Material for this task
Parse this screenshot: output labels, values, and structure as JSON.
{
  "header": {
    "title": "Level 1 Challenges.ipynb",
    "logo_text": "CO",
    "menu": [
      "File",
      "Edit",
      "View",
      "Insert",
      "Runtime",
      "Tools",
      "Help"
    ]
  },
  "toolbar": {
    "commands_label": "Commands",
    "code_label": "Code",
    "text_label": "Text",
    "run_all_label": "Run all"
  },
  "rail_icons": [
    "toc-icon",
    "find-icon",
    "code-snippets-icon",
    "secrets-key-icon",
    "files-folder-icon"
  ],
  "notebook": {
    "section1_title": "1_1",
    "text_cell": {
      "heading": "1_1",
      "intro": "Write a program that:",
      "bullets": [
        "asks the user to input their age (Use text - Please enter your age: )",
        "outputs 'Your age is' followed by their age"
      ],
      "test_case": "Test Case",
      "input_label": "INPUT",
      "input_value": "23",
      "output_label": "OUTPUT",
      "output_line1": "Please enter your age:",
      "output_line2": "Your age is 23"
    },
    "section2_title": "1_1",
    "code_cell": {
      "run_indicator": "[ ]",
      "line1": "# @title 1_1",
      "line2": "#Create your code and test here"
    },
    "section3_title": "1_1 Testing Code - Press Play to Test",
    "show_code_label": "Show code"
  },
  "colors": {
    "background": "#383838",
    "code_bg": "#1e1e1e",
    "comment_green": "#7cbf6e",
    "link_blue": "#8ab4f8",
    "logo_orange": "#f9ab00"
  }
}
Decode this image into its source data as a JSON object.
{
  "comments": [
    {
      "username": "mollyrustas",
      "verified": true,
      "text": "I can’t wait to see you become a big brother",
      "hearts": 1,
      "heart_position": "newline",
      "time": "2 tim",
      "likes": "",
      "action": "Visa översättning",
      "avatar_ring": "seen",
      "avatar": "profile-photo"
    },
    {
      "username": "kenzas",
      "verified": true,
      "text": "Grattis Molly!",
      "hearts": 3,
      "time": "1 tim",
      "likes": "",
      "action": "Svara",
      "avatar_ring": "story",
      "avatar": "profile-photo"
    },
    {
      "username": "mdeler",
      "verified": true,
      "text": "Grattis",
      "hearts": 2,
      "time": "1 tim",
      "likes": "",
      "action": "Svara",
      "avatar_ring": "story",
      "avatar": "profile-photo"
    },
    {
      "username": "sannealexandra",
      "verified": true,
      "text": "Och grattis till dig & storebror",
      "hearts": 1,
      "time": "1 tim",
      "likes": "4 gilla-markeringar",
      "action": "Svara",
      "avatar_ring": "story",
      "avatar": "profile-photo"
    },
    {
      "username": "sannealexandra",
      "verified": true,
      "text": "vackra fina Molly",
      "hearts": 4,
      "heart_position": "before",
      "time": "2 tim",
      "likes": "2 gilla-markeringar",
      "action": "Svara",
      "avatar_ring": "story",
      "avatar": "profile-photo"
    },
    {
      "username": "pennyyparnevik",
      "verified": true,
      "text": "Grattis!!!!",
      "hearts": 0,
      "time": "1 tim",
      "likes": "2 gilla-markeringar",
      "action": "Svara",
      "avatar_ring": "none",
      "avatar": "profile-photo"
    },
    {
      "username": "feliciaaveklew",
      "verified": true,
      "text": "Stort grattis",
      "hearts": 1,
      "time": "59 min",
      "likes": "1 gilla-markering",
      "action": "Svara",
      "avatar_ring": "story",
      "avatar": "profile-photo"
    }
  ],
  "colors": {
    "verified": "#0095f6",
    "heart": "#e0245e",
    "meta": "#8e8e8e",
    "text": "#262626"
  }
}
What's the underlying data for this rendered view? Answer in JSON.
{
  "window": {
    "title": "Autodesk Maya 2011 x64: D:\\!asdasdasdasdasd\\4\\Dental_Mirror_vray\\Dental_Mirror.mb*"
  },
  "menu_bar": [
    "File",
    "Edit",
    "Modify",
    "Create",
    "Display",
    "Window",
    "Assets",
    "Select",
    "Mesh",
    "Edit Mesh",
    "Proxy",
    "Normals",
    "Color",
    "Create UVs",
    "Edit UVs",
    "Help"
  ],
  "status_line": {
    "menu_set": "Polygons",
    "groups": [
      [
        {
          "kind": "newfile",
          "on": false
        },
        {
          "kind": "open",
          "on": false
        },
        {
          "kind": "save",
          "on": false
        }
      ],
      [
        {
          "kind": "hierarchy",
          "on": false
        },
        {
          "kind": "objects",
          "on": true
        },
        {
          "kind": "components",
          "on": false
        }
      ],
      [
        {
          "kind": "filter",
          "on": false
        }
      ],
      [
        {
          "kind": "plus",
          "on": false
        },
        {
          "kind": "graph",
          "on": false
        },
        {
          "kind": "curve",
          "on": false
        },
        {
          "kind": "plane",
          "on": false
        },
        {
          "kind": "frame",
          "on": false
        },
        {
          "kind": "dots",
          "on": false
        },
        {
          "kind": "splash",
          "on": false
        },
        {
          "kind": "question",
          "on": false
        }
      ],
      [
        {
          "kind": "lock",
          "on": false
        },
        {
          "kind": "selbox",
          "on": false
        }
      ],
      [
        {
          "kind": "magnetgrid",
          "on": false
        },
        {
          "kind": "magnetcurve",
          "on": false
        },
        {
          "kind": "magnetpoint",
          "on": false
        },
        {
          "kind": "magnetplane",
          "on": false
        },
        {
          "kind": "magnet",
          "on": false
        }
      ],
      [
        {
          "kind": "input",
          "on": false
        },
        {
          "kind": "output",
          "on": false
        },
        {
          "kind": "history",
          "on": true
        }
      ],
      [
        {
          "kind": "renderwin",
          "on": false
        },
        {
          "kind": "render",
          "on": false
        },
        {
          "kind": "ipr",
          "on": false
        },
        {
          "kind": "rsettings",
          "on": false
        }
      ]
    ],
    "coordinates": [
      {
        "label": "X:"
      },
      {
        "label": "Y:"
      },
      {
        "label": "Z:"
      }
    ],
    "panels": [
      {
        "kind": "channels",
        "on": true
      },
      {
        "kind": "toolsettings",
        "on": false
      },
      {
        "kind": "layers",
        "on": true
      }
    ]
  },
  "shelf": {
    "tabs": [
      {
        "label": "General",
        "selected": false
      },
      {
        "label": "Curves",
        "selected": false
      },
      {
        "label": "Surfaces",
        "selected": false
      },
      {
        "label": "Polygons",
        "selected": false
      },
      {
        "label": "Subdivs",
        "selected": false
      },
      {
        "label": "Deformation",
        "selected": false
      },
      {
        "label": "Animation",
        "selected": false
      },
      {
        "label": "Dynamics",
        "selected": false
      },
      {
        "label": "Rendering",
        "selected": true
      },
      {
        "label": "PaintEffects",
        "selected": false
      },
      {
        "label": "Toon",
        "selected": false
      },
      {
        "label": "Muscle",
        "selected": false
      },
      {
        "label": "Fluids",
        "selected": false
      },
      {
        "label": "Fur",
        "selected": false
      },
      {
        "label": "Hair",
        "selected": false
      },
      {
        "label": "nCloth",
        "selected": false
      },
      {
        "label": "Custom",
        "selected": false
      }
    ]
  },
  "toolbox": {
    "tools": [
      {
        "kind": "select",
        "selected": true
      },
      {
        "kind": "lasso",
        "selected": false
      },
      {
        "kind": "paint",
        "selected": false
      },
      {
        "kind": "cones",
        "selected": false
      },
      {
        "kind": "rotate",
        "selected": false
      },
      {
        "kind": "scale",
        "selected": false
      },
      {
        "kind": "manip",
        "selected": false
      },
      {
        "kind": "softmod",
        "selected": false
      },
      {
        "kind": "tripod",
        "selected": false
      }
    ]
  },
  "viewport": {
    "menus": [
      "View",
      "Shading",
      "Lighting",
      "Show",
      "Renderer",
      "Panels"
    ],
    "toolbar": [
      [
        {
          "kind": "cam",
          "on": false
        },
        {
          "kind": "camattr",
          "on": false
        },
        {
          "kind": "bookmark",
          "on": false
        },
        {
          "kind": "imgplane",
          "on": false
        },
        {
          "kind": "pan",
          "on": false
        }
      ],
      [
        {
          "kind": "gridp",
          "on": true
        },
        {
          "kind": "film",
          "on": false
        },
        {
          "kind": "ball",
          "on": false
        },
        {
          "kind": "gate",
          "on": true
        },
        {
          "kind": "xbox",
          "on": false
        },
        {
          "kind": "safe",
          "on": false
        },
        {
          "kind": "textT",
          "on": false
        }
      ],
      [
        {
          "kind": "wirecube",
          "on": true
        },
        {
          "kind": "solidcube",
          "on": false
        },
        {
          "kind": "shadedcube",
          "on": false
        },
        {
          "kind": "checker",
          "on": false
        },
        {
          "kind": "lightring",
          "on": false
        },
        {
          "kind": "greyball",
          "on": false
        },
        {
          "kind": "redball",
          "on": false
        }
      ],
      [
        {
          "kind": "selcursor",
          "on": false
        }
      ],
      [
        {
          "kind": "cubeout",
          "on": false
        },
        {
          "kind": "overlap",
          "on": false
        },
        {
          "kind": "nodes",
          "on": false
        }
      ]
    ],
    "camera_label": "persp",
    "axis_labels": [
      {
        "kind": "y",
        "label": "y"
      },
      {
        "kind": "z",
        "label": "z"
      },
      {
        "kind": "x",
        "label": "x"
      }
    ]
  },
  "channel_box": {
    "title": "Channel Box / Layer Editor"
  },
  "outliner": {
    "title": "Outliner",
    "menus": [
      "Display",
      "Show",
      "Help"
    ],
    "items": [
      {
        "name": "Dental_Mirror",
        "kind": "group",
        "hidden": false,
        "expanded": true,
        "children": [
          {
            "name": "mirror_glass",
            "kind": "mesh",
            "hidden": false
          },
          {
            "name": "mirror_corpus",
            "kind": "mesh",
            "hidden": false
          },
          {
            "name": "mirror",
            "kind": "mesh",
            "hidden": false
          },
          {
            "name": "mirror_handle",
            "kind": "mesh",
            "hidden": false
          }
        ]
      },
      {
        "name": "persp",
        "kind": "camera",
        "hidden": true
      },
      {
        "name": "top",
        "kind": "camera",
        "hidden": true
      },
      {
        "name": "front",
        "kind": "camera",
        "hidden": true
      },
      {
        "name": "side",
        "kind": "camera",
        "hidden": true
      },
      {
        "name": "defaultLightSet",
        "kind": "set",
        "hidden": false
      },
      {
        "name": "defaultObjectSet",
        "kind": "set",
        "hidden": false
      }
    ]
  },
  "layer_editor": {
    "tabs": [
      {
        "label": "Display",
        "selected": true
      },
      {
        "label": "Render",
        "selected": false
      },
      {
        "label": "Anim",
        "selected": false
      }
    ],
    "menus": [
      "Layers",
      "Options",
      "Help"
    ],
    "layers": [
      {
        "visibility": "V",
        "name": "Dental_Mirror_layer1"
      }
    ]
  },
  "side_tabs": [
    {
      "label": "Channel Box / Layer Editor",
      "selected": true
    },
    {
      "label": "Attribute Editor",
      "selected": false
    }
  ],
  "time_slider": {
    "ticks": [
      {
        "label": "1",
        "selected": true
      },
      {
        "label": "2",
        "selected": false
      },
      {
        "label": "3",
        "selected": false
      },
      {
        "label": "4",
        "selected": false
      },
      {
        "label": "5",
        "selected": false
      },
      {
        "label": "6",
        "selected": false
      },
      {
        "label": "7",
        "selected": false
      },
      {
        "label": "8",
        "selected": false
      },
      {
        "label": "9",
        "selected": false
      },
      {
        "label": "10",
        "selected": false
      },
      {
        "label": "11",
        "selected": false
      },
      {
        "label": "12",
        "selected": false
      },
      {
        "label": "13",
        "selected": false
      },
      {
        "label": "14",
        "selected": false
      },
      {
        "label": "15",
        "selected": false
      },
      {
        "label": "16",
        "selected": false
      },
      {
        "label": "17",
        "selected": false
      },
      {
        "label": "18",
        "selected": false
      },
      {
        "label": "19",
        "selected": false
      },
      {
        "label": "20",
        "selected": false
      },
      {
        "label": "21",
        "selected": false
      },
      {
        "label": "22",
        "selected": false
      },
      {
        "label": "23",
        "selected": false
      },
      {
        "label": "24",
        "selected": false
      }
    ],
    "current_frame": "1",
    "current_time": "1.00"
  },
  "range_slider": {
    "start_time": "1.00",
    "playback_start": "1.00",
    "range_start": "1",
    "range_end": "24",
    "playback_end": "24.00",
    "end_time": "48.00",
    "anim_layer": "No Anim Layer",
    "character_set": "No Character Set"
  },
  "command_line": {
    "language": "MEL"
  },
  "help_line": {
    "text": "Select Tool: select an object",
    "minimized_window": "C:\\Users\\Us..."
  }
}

Your goal
Show all lines from the listing above in which "data" appears.

The result
Decode this image into its source data as a JSON object.
What's the underlying data for this rendered view? Answer in JSON.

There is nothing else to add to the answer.